Repeat the material exactly, every line of it.

☆ ☆ ☆ ☆ ☆ ☆ ☆

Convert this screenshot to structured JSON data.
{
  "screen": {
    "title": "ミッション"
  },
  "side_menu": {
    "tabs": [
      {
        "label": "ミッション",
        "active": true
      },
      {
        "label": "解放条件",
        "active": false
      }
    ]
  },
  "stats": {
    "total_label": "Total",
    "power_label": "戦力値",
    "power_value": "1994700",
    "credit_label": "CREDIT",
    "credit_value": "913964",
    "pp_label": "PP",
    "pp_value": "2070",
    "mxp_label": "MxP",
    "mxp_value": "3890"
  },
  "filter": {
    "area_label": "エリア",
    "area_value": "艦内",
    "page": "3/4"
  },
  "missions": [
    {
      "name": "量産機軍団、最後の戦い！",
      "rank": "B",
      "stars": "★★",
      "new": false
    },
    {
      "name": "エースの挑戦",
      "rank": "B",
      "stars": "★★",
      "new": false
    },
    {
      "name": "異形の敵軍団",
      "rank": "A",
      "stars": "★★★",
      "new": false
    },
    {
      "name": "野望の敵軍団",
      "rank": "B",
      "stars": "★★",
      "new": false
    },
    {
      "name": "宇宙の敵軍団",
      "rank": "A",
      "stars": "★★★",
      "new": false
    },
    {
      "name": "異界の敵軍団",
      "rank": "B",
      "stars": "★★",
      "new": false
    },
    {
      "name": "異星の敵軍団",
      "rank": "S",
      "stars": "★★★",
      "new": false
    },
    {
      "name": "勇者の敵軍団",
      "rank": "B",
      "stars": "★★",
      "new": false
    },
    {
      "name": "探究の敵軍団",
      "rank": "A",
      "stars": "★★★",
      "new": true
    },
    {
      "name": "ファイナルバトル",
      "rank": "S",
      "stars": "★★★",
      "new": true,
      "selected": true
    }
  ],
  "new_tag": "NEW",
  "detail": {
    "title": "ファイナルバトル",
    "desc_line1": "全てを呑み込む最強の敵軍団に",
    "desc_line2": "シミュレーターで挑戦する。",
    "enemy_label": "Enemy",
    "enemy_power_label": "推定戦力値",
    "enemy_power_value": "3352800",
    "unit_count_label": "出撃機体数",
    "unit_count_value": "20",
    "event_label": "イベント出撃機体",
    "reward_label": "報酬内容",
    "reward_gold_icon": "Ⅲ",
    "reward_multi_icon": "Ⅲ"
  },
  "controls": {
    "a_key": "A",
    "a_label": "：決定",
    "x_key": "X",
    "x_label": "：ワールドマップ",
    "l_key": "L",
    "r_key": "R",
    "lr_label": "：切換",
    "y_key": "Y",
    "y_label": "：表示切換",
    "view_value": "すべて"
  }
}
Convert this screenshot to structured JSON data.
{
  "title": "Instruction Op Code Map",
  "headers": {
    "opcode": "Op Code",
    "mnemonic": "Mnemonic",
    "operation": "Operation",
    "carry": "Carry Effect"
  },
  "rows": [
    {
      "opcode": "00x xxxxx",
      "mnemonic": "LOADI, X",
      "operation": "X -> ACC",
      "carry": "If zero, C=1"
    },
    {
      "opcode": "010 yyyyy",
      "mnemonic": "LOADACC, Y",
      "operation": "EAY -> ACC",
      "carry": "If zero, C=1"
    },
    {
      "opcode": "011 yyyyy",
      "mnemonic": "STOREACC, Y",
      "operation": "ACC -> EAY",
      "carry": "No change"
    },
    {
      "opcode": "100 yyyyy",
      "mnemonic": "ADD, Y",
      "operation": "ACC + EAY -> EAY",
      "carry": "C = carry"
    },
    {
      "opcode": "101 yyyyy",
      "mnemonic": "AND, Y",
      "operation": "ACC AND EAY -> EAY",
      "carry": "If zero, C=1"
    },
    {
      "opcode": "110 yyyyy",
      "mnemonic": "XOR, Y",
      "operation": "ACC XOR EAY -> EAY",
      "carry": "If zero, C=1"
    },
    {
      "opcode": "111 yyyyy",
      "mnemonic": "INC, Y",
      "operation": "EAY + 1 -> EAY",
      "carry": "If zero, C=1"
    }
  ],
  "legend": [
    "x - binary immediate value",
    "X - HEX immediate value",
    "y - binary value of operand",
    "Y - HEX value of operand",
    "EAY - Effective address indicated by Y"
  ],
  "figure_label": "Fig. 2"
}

☆ ☆ ☆ ☆ ☆ ☆ ☆

#### RESPONSE:
Convert this screenshot to structured JSON data.
{
  "screen": {
    "title": "ミッション"
  },
  "side_menu": {
    "tabs": [
      {
        "label": "ミッション",
        "active": true
      },
      {
        "label": "解放条件",
        "active": false
      }
    ]
  },
  "stats": {
    "total_label": "Total",
    "power_label": "戦力値",
    "power_value": "1994700",
    "credit_label": "CREDIT",
    "credit_value": "913964",
    "pp_label": "PP",
    "pp_value": "2070",
    "mxp_label": "MxP",
    "mxp_value": "3890"
  },
  "filter": {
    "area_label": "エリア",
    "area_value": "艦内",
    "page": "3/4"
  },
  "missions": [
    {
      "name": "量産機軍団、最後の戦い！",
      "rank": "B",
      "stars": "★★",
      "new": false
    },
    {
      "name": "エースの挑戦",
      "rank": "B",
      "stars": "★★",
      "new": false
    },
    {
      "name": "異形の敵軍団",
      "rank": "A",
      "stars": "★★★",
      "new": false
    },
    {
      "name": "野望の敵軍団",
      "rank": "B",
      "stars": "★★",
      "new": false
    },
    {
      "name": "宇宙の敵軍団",
      "rank": "A",
      "stars": "★★★",
      "new": false
    },
    {
      "name": "異界の敵軍団",
      "rank": "B",
      "stars": "★★",
      "new": false
    },
    {
      "name": "異星の敵軍団",
      "rank": "S",
      "stars": "★★★",
      "new": false
    },
    {
      "name": "勇者の敵軍団",
      "rank": "B",
      "stars": "★★",
      "new": false
    },
    {
      "name": "探究の敵軍団",
      "rank": "A",
      "stars": "★★★",
      "new": true
    },
    {
      "name": "ファイナルバトル",
      "rank": "S",
      "stars": "★★★",
      "new": true,
      "selected": true
    }
  ],
  "new_tag": "NEW",
  "detail": {
    "title": "ファイナルバトル",
    "desc_line1": "全てを呑み込む最強の敵軍団に",
    "desc_line2": "シミュレーターで挑戦する。",
    "enemy_label": "Enemy",
    "enemy_power_label": "推定戦力値",
    "enemy_power_value": "3352800",
    "unit_count_label": "出撃機体数",
    "unit_count_value": "20",
    "event_label": "イベント出撃機体",
    "reward_label": "報酬内容",
    "reward_gold_icon": "Ⅲ",
    "reward_multi_icon": "Ⅲ"
  },
  "controls": {
    "a_key": "A",
    "a_label": "：決定",
    "x_key": "X",
    "x_label": "：ワールドマップ",
    "l_key": "L",
    "r_key": "R",
    "lr_label": "：切換",
    "y_key": "Y",
    "y_label": "：表示切換",
    "view_value": "すべて"
  }
}
Convert this screenshot to structured JSON data.
{
  "title": "Instruction Op Code Map",
  "headers": {
    "opcode": "Op Code",
    "mnemonic": "Mnemonic",
    "operation": "Operation",
    "carry": "Carry Effect"
  },
  "rows": [
    {
      "opcode": "00x xxxxx",
      "mnemonic": "LOADI, X",
      "operation": "X -> ACC",
      "carry": "If zero, C=1"
    },
    {
      "opcode": "010 yyyyy",
      "mnemonic": "LOADACC, Y",
      "operation": "EAY -> ACC",
      "carry": "If zero, C=1"
    },
    {
      "opcode": "011 yyyyy",
      "mnemonic": "STOREACC, Y",
      "operation": "ACC -> EAY",
      "carry": "No change"
    },
    {
      "opcode": "100 yyyyy",
      "mnemonic": "ADD, Y",
      "operation": "ACC + EAY -> EAY",
      "carry": "C = carry"
    },
    {
      "opcode": "101 yyyyy",
      "mnemonic": "AND, Y",
      "operation": "ACC AND EAY -> EAY",
      "carry": "If zero, C=1"
    },
    {
      "opcode": "110 yyyyy",
      "mnemonic": "XOR, Y",
      "operation": "ACC XOR EAY -> EAY",
      "carry": "If zero, C=1"
    },
    {
      "opcode": "111 yyyyy",
      "mnemonic": "INC, Y",
      "operation": "EAY + 1 -> EAY",
      "carry": "If zero, C=1"
    }
  ],
  "legend": [
    "x - binary immediate value",
    "X - HEX immediate value",
    "y - binary value of operand",
    "Y - HEX value of operand",
    "EAY - Effective address indicated by Y"
  ],
  "figure_label": "Fig. 2"
}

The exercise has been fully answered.